» **Your objective**
From the entries that follow, pick out all lines holding "program".
───── Working data
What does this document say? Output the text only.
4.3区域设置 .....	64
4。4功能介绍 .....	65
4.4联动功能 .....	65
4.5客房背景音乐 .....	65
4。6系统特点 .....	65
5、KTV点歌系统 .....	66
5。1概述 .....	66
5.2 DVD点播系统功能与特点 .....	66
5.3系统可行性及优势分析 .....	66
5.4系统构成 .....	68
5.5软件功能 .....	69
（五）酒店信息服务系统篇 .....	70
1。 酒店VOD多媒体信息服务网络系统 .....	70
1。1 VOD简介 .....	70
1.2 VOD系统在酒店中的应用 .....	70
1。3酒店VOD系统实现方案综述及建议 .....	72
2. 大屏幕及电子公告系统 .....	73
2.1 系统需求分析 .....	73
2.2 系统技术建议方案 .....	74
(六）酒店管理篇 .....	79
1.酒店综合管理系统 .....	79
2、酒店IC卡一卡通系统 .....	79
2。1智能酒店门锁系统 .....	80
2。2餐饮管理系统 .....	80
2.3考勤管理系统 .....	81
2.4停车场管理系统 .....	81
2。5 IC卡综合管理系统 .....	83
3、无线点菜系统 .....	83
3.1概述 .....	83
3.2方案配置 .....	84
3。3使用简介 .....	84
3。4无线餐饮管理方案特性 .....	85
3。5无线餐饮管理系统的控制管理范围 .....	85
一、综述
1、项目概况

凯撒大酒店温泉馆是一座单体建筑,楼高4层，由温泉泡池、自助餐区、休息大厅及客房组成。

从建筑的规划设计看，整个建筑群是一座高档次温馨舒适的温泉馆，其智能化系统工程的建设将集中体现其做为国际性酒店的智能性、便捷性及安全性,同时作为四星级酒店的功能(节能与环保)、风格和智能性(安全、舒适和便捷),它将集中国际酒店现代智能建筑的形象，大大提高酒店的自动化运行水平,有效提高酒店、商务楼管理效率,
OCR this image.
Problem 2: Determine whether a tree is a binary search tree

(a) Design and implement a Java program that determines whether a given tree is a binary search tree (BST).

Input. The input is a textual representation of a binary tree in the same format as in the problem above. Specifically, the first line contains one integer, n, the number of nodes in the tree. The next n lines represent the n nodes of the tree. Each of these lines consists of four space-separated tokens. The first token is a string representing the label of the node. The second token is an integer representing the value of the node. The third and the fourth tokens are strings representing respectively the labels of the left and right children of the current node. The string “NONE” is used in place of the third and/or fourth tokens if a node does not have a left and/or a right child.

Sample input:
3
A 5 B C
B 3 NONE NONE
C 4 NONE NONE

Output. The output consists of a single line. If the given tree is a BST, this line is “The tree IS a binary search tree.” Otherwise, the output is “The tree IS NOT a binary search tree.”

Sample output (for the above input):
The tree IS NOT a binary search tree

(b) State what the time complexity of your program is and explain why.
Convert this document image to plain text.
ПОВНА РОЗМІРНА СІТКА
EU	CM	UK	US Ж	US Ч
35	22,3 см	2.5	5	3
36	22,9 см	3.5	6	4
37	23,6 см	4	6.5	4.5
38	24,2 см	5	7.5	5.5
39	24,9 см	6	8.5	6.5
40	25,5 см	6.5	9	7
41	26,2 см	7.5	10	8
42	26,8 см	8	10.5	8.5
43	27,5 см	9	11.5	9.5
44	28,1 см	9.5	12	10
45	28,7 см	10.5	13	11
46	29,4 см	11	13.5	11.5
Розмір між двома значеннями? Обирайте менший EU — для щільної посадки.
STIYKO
──────────
» **Written answer**
(a) Design and implement a Java program that determines whether a given tree is a binary search tree (BST).
(b) State what the time complexity of your program is and explain why.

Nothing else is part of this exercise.